Show every line in the entries below that contains the string "boxes". Treat uppercase and lowercase letters as distinct.

----- Provided entries -----

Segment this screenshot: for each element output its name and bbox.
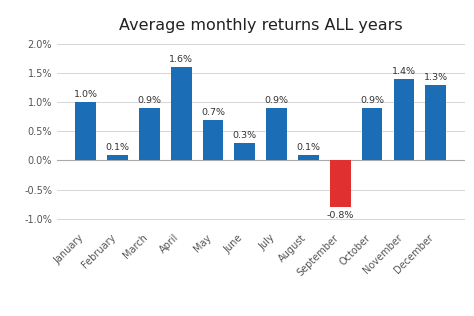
Text: -0.8%: -0.8% — [327, 210, 354, 220]
Text: 0.9%: 0.9% — [264, 96, 289, 105]
Bar — [235, 143, 255, 161]
Bar — [425, 85, 446, 161]
Text: 0.3%: 0.3% — [233, 131, 257, 140]
Text: 1.6%: 1.6% — [169, 55, 193, 64]
Text: 0.1%: 0.1% — [296, 143, 320, 152]
Text: 1.4%: 1.4% — [392, 67, 416, 76]
Bar — [330, 161, 351, 207]
Title: Average monthly returns ALL years: Average monthly returns ALL years — [119, 18, 402, 33]
Text: 0.9%: 0.9% — [360, 96, 384, 105]
Bar — [139, 108, 160, 161]
Text: 1.3%: 1.3% — [424, 73, 448, 82]
Bar — [75, 102, 96, 161]
Bar — [266, 108, 287, 161]
Text: 1.0%: 1.0% — [74, 90, 98, 99]
Text: 0.7%: 0.7% — [201, 108, 225, 117]
Bar — [393, 79, 414, 161]
Bar — [171, 67, 191, 161]
Bar — [298, 155, 319, 161]
Text: 0.1%: 0.1% — [106, 143, 129, 152]
Bar — [203, 119, 223, 161]
Text: 0.9%: 0.9% — [137, 96, 161, 105]
Bar — [362, 108, 383, 161]
Bar — [107, 155, 128, 161]
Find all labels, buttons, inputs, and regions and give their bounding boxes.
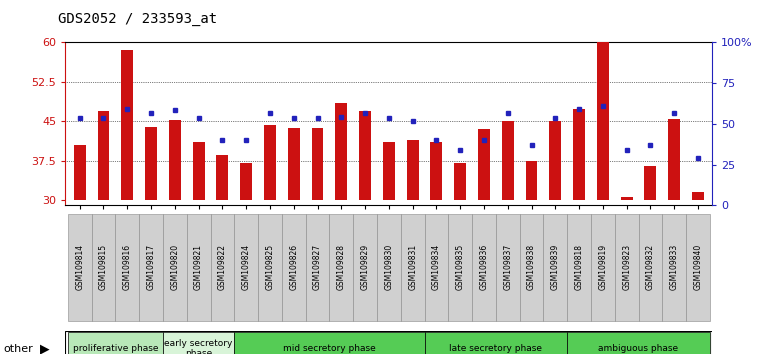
Text: GSM109830: GSM109830 xyxy=(384,244,393,290)
Bar xyxy=(74,145,85,200)
Bar xyxy=(116,213,139,321)
Text: GSM109839: GSM109839 xyxy=(551,244,560,290)
Bar xyxy=(502,121,514,200)
Text: GSM109814: GSM109814 xyxy=(75,244,84,290)
Bar xyxy=(614,213,638,321)
Bar xyxy=(544,213,567,321)
Bar xyxy=(288,127,300,200)
Text: GSM109820: GSM109820 xyxy=(170,244,179,290)
Text: GSM109821: GSM109821 xyxy=(194,244,203,290)
Text: GSM109831: GSM109831 xyxy=(408,244,417,290)
Bar xyxy=(454,163,466,200)
Text: ▶: ▶ xyxy=(40,342,49,354)
Text: ambiguous phase: ambiguous phase xyxy=(598,344,678,353)
Bar xyxy=(549,121,561,200)
Bar xyxy=(336,103,347,200)
Text: GSM109832: GSM109832 xyxy=(646,244,655,290)
Text: GSM109835: GSM109835 xyxy=(456,244,464,290)
Text: GSM109815: GSM109815 xyxy=(99,244,108,290)
Bar xyxy=(597,22,609,200)
Bar xyxy=(163,213,186,321)
Text: GSM109816: GSM109816 xyxy=(122,244,132,290)
Bar xyxy=(264,125,276,200)
Bar xyxy=(400,213,424,321)
Bar xyxy=(526,161,537,200)
Bar xyxy=(567,213,591,321)
Text: GSM109823: GSM109823 xyxy=(622,244,631,290)
Bar xyxy=(282,213,306,321)
Bar xyxy=(520,213,544,321)
Bar xyxy=(353,213,377,321)
Bar xyxy=(383,142,395,200)
Bar xyxy=(567,332,710,354)
Text: other: other xyxy=(4,344,34,354)
Bar xyxy=(234,213,258,321)
Text: GSM109825: GSM109825 xyxy=(266,244,274,290)
Text: GSM109836: GSM109836 xyxy=(480,244,488,290)
Text: early secretory
phase: early secretory phase xyxy=(165,339,233,354)
Bar xyxy=(186,213,210,321)
Text: GSM109833: GSM109833 xyxy=(670,244,678,290)
Bar xyxy=(68,332,163,354)
Bar xyxy=(306,213,330,321)
Text: GSM109818: GSM109818 xyxy=(574,244,584,290)
Bar xyxy=(145,126,157,200)
Text: GSM109824: GSM109824 xyxy=(242,244,251,290)
Bar xyxy=(330,213,353,321)
Bar xyxy=(98,111,109,200)
Bar xyxy=(692,192,704,200)
Bar xyxy=(216,155,229,200)
Bar xyxy=(163,332,234,354)
Text: GSM109840: GSM109840 xyxy=(694,244,702,290)
Bar xyxy=(472,213,496,321)
Text: GSM109837: GSM109837 xyxy=(504,244,512,290)
Text: GDS2052 / 233593_at: GDS2052 / 233593_at xyxy=(58,12,217,27)
Bar xyxy=(139,213,163,321)
Text: GSM109826: GSM109826 xyxy=(290,244,298,290)
Bar xyxy=(573,109,585,200)
Bar xyxy=(169,120,181,200)
Text: GSM109829: GSM109829 xyxy=(360,244,370,290)
Bar xyxy=(258,213,282,321)
Text: GSM109827: GSM109827 xyxy=(313,244,322,290)
Bar xyxy=(359,111,371,200)
Bar xyxy=(407,140,419,200)
Text: proliferative phase: proliferative phase xyxy=(72,344,158,353)
Bar xyxy=(92,213,116,321)
Bar xyxy=(644,166,656,200)
Bar xyxy=(424,332,567,354)
Text: GSM109834: GSM109834 xyxy=(432,244,441,290)
Bar xyxy=(496,213,520,321)
Bar xyxy=(240,163,252,200)
Bar xyxy=(210,213,234,321)
Bar xyxy=(192,142,205,200)
Text: GSM109822: GSM109822 xyxy=(218,244,227,290)
Text: GSM109817: GSM109817 xyxy=(146,244,156,290)
Bar xyxy=(68,213,92,321)
Bar xyxy=(638,213,662,321)
Bar xyxy=(591,213,614,321)
Bar xyxy=(424,213,448,321)
Bar xyxy=(430,142,442,200)
Bar xyxy=(448,213,472,321)
Bar xyxy=(234,332,424,354)
Text: GSM109838: GSM109838 xyxy=(527,244,536,290)
Bar xyxy=(621,198,633,200)
Bar xyxy=(668,119,680,200)
Text: GSM109819: GSM109819 xyxy=(598,244,608,290)
Bar xyxy=(686,213,710,321)
Bar xyxy=(122,50,133,200)
Text: late secretory phase: late secretory phase xyxy=(450,344,542,353)
Text: mid secretory phase: mid secretory phase xyxy=(283,344,376,353)
Bar xyxy=(377,213,400,321)
Text: GSM109828: GSM109828 xyxy=(336,244,346,290)
Bar xyxy=(478,129,490,200)
Bar xyxy=(312,127,323,200)
Bar xyxy=(662,213,686,321)
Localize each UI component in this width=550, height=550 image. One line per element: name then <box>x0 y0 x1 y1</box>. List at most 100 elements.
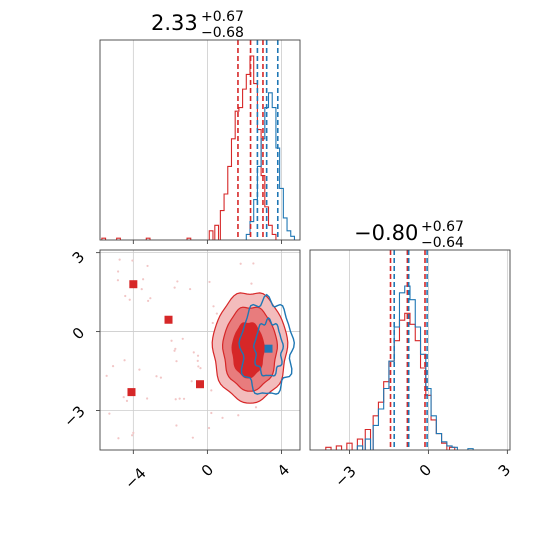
background-sample-dot <box>178 397 181 400</box>
background-sample-dot <box>170 339 173 342</box>
background-sample-dot <box>122 396 125 399</box>
background-sample-dot <box>125 399 129 402</box>
background-sample-dot <box>118 258 121 261</box>
background-sample-dot <box>149 297 152 300</box>
joint-ytick-label: 0 <box>69 324 88 343</box>
joint-xtick-label: 0 <box>198 461 217 480</box>
background-sample-dot <box>105 374 108 377</box>
top-title-value: 2.33 <box>151 11 198 35</box>
background-sample-dot <box>237 414 240 417</box>
joint-y-tick-labels: 3 0 −3 <box>60 248 88 431</box>
background-sample-dot <box>197 365 200 368</box>
background-sample-dot <box>239 262 242 265</box>
joint-xtick-label: −4 <box>121 464 149 492</box>
background-sample-dot <box>210 411 213 415</box>
background-sample-dot <box>208 280 211 284</box>
right-histogram-ticks <box>349 450 508 454</box>
background-sample-dot <box>138 368 141 371</box>
joint-contours <box>211 292 296 404</box>
background-sample-dot <box>188 287 192 291</box>
background-sample-dot <box>174 347 177 350</box>
right-histogram-blue <box>356 285 474 450</box>
background-sample-dot <box>199 367 202 370</box>
background-sample-dot <box>173 349 176 352</box>
background-sample-dot <box>131 434 134 437</box>
background-sample-dot <box>108 412 111 415</box>
top-quantile-lines <box>237 40 279 240</box>
top-histogram-grid <box>132 40 282 240</box>
top-histogram-panel: 2.33 +0.67 −0.68 <box>99 9 301 244</box>
joint-ytick-label: −3 <box>60 402 88 430</box>
joint-ticks <box>96 252 282 454</box>
background-sample-dot <box>173 286 176 289</box>
background-sample-dot <box>175 424 178 427</box>
right-histogram-frame <box>309 249 511 451</box>
background-sample-dot <box>132 431 135 434</box>
top-histogram-ticks <box>132 240 282 244</box>
joint-markers <box>127 280 273 397</box>
background-sample-dot <box>142 278 145 281</box>
right-xtick-label: −3 <box>331 462 359 490</box>
background-sample-dot <box>155 375 158 378</box>
background-sample-dot <box>221 416 224 419</box>
right-title-value: −0.80 <box>354 221 418 245</box>
background-sample-dot <box>159 376 163 379</box>
background-sample-dot <box>215 312 218 315</box>
background-sample-dot <box>124 294 127 298</box>
background-sample-dot <box>191 436 194 439</box>
blue-square-marker <box>264 344 273 353</box>
background-sample-dot <box>146 264 149 268</box>
joint-frame <box>99 249 301 451</box>
right-xtick-label: 0 <box>416 461 435 480</box>
top-histogram-series <box>101 55 295 240</box>
red-square-marker <box>246 348 254 357</box>
background-sample-dot <box>190 380 193 383</box>
background-sample-dot <box>250 282 253 285</box>
background-sample-dot <box>146 397 149 400</box>
red-square-marker <box>129 280 138 289</box>
background-sample-dot <box>123 359 126 362</box>
background-sample-dot <box>175 360 178 363</box>
right-histogram-grid <box>349 250 508 450</box>
background-sample-dot <box>147 299 150 302</box>
right-x-tick-labels: −3 0 3 <box>331 461 514 491</box>
joint-ytick-label: 3 <box>69 248 88 267</box>
right-histogram-panel: −0.80 +0.67 −0.64 −3 0 3 <box>309 219 514 491</box>
background-sample-dot <box>174 398 177 401</box>
right-title-plus: +0.67 <box>421 219 464 235</box>
background-sample-dot <box>254 406 258 409</box>
background-sample-dot <box>207 426 211 430</box>
background-sample-dot <box>196 359 199 362</box>
right-title-minus: −0.64 <box>421 235 464 251</box>
background-sample-dot <box>140 288 143 291</box>
right-histogram-series <box>325 285 474 450</box>
background-sample-dot <box>181 337 184 340</box>
top-histogram-blue <box>245 92 295 240</box>
top-title-minus: −0.68 <box>201 25 244 41</box>
joint-xtick-label: 4 <box>274 461 293 480</box>
background-sample-dot <box>210 389 213 392</box>
background-sample-dot <box>182 397 186 400</box>
top-histogram-frame <box>99 39 301 241</box>
background-sample-dot <box>196 354 200 357</box>
background-sample-dot <box>252 262 255 265</box>
joint-x-tick-labels: −4 0 4 <box>121 461 293 493</box>
right-xtick-label: 3 <box>495 461 514 480</box>
background-sample-dot <box>111 365 115 368</box>
top-title-plus: +0.67 <box>201 9 244 25</box>
red-square-marker <box>196 380 204 389</box>
top-histogram-red <box>101 55 277 240</box>
right-histogram-red <box>325 312 456 450</box>
background-sample-dot <box>211 321 214 325</box>
background-sample-dot <box>212 305 215 308</box>
background-sample-dot <box>128 298 131 301</box>
background-sample-dot <box>131 259 134 262</box>
background-sample-dot <box>192 351 195 354</box>
background-sample-dot <box>116 270 120 273</box>
joint-scatter-panel: −4 0 4 3 0 −3 <box>60 248 301 493</box>
blue-contour-outer <box>238 293 296 395</box>
red-square-marker <box>127 388 136 397</box>
background-sample-dot <box>117 437 120 440</box>
background-sample-dot <box>176 280 179 283</box>
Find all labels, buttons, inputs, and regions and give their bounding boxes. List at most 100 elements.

-----

Solution to this problem:
Find all labels, buttons, inputs, and regions and give their bounding boxes.
Find all labels, buttons, inputs, and regions and give their bounding boxes. List at most 100 elements.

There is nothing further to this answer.